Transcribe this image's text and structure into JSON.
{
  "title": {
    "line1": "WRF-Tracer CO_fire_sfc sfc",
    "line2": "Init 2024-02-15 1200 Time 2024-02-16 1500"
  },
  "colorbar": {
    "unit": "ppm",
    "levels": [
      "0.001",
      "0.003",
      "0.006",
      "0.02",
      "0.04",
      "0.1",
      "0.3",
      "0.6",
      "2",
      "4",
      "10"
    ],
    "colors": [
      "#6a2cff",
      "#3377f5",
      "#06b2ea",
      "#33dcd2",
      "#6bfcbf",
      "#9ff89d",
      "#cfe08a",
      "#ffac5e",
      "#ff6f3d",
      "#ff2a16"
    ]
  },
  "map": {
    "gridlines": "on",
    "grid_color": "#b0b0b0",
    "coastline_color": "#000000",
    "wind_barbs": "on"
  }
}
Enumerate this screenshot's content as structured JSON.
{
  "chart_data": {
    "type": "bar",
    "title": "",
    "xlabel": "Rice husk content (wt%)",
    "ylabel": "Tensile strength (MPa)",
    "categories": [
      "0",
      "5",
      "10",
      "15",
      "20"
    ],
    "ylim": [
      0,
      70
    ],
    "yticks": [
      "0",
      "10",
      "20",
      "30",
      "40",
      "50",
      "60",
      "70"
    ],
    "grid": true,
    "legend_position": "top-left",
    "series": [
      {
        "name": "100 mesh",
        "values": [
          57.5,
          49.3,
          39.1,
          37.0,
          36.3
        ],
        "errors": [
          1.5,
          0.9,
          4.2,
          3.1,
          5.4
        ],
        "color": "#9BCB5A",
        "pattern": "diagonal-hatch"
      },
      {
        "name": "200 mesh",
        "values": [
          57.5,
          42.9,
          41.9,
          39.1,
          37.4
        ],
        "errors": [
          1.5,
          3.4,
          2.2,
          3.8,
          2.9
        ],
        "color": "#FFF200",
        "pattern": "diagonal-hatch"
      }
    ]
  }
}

____

**GOAL**
Copy the data above in full, character for character.

**WORKED ANSWER**
Transcribe this image's text and structure into JSON.
{
  "title": {
    "line1": "WRF-Tracer CO_fire_sfc sfc",
    "line2": "Init 2024-02-15 1200 Time 2024-02-16 1500"
  },
  "colorbar": {
    "unit": "ppm",
    "levels": [
      "0.001",
      "0.003",
      "0.006",
      "0.02",
      "0.04",
      "0.1",
      "0.3",
      "0.6",
      "2",
      "4",
      "10"
    ],
    "colors": [
      "#6a2cff",
      "#3377f5",
      "#06b2ea",
      "#33dcd2",
      "#6bfcbf",
      "#9ff89d",
      "#cfe08a",
      "#ffac5e",
      "#ff6f3d",
      "#ff2a16"
    ]
  },
  "map": {
    "gridlines": "on",
    "grid_color": "#b0b0b0",
    "coastline_color": "#000000",
    "wind_barbs": "on"
  }
}
Enumerate this screenshot's content as structured JSON.
{
  "chart_data": {
    "type": "bar",
    "title": "",
    "xlabel": "Rice husk content (wt%)",
    "ylabel": "Tensile strength (MPa)",
    "categories": [
      "0",
      "5",
      "10",
      "15",
      "20"
    ],
    "ylim": [
      0,
      70
    ],
    "yticks": [
      "0",
      "10",
      "20",
      "30",
      "40",
      "50",
      "60",
      "70"
    ],
    "grid": true,
    "legend_position": "top-left",
    "series": [
      {
        "name": "100 mesh",
        "values": [
          57.5,
          49.3,
          39.1,
          37.0,
          36.3
        ],
        "errors": [
          1.5,
          0.9,
          4.2,
          3.1,
          5.4
        ],
        "color": "#9BCB5A",
        "pattern": "diagonal-hatch"
      },
      {
        "name": "200 mesh",
        "values": [
          57.5,
          42.9,
          41.9,
          39.1,
          37.4
        ],
        "errors": [
          1.5,
          3.4,
          2.2,
          3.8,
          2.9
        ],
        "color": "#FFF200",
        "pattern": "diagonal-hatch"
      }
    ]
  }
}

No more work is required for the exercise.